== EXTRACT TO READ ==
An image grab taken from a video uploaded to YouTube on February 10 purportedly shows a tank firing in the Baba Amro neighborhood in the flashpoint city of Homs.
The Arab League is calling for a joint Arab-UN peacekeeping mission to end the 11-month-old conflict in Syria.

The Arab League has been at the forefront of efforts to end 11 months of bloodshed in Syria.

The Arab League's foreign ministers, meeting in Cairo, said they have scrapped the group's observer mission, which was suspended last month amid escalating violence.

The Arab League also said it was ending all diplomatic cooperation with Syria and urging contacts with the opposition.

The foreign ministers accepted the resignation of Sudanese General Mohammed al-Dabi as the head of the observer mission. Dabi had been criticized by human rights groups for his actions in Darfur, where Sudan is accused of genocide.

In Syria itself, reports said conditions in the western city of Homs are getting desperate, with basic supplies running low after a week under virtual siege.

Activists say more than 400 people have been killed since security forces launched an assault on the city’s opposition-held areas on February 4.

Activists say more than 6,000 people have died throughout Syria since March, while the government claims that at least 2,000 members of its security forces have been killed combating "armed gangs and terrorists."

Sudanese General Mohammed al-Dabi
Sudanese General Mohammed al-Dabi
The Gulf Cooperation Council (GCC), which has expelled Syrian ambassadors from its member countries, also met on February 12.

Saudi Arabia, a GCC and Arab League member, is circulating a draft resolution at the UN General Assembly similar to the one vetoed in the Security Council by China and Russia on February 4.

The text supports the Arab League peace plan that calls on President Bashar al-Assad to hand over power to his vice president.

There is no power of veto at the General Assembly but its resolutions have no legal force, unlike those of the Security Council.

Meanwhile, Al-Qaeda leader Ayman al-Zawahri is calling on Muslims across the Arab world and beyond to support the rebels in Syria.

In an eight-minute video posted on the Internet, Zawahri urges Muslims in Turkey, Iraq, Lebanon, and Jordan to come to the aid of Syrian rebels.

The Egyptian-born Zawahri also called on Syrians not to rely on the West or Arab governments in their uprising against Assad's "pernicious, cancerous regime."

== THINGS TO DO ==
A. In the Syria report, which two countries vetoed the Security Council resolution on February 4?
B. Please rewrite the Syria report starting with "Activists say more than 6,000" and going on through "on February 12.", swapping "security forces" for "troops".

== RECORDS ==

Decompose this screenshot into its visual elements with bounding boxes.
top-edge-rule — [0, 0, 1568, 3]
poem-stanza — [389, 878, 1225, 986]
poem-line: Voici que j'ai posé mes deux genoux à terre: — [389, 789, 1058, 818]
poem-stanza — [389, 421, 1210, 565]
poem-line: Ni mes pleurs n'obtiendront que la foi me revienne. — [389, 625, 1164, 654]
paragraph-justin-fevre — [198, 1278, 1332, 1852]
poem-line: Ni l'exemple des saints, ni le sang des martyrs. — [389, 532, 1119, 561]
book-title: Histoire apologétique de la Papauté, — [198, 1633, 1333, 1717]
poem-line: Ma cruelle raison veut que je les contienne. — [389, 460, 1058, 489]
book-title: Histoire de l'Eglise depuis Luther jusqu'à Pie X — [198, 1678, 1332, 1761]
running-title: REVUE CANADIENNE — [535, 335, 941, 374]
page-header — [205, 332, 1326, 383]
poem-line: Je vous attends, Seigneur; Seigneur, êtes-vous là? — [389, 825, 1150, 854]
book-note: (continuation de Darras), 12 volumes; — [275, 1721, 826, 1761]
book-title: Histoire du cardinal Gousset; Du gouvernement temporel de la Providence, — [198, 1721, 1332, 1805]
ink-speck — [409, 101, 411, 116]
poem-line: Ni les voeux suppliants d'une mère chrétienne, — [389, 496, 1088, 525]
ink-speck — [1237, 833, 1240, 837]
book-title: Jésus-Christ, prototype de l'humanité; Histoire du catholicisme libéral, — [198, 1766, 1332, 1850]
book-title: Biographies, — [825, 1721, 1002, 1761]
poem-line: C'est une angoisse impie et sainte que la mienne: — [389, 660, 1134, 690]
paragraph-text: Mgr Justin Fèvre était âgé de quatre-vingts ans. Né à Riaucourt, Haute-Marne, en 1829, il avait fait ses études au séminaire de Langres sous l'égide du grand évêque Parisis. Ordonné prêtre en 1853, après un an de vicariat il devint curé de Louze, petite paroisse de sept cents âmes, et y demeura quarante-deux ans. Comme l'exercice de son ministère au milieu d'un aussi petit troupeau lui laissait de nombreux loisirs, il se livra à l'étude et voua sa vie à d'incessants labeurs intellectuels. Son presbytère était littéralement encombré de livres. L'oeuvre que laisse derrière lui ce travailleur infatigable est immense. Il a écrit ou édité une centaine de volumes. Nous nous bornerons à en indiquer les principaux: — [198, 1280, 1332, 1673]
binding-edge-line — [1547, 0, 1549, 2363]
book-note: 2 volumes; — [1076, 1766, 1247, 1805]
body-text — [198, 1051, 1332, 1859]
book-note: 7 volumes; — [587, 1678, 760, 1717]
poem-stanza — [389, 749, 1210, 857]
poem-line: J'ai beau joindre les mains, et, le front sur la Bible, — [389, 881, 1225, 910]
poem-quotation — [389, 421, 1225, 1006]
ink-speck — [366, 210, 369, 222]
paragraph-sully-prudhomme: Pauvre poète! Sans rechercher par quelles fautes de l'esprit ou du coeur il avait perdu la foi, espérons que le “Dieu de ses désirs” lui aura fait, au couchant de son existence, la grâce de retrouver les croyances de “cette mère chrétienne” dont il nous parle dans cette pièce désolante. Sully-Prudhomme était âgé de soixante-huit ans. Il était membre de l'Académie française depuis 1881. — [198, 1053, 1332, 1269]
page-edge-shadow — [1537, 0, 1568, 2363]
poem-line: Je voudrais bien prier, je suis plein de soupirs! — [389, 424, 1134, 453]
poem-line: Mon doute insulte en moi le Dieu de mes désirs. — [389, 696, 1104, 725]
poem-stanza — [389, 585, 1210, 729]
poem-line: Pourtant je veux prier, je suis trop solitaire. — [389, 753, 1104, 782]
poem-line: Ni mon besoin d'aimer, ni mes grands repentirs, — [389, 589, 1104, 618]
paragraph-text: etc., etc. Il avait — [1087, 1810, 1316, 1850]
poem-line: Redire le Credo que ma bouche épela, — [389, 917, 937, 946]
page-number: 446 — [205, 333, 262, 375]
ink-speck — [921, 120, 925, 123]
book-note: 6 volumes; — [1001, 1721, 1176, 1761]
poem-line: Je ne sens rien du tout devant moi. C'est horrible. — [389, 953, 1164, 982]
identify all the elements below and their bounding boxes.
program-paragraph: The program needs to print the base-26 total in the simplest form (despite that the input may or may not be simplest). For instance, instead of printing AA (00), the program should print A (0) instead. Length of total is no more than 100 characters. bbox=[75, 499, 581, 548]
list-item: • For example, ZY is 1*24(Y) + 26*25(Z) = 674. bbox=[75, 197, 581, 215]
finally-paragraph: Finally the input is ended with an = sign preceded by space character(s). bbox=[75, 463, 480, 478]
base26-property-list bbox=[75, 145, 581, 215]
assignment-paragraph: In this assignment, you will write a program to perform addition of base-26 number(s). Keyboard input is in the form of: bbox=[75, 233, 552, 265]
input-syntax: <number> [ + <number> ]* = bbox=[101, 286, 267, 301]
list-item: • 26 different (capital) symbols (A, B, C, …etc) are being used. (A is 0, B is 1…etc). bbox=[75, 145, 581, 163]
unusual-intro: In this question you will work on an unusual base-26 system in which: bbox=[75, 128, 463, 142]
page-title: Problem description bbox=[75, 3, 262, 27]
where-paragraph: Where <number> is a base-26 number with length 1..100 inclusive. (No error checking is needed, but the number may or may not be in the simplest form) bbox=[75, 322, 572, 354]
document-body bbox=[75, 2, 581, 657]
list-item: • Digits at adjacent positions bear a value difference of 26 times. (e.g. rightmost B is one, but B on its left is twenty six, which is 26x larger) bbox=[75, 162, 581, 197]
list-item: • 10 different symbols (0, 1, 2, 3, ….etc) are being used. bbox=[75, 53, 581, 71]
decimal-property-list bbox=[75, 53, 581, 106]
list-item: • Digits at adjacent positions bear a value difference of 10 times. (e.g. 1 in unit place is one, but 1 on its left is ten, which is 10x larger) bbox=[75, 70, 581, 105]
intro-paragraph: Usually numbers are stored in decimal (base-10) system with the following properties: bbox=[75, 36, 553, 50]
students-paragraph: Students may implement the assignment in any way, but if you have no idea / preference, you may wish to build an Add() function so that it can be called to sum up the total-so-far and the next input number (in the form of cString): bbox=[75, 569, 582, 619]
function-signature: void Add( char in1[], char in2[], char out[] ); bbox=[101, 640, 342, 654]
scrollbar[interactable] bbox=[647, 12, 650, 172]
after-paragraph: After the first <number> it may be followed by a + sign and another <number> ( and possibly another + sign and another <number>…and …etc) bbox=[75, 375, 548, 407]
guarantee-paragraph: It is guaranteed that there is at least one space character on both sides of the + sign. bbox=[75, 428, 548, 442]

== SOLUTIONS BELOW ==
A. China and Russia

B.
Activists say more than 6,000 people have died throughout Syria since March, while the government claims that at least 2,000 members of its troops have been killed combating "armed gangs and terrorists."

Sudanese General Mohammed al-Dabi
Sudanese General Mohammed al-Dabi
The Gulf Cooperation Council (GCC), which has expelled Syrian ambassadors from its member countries, also met on February 12.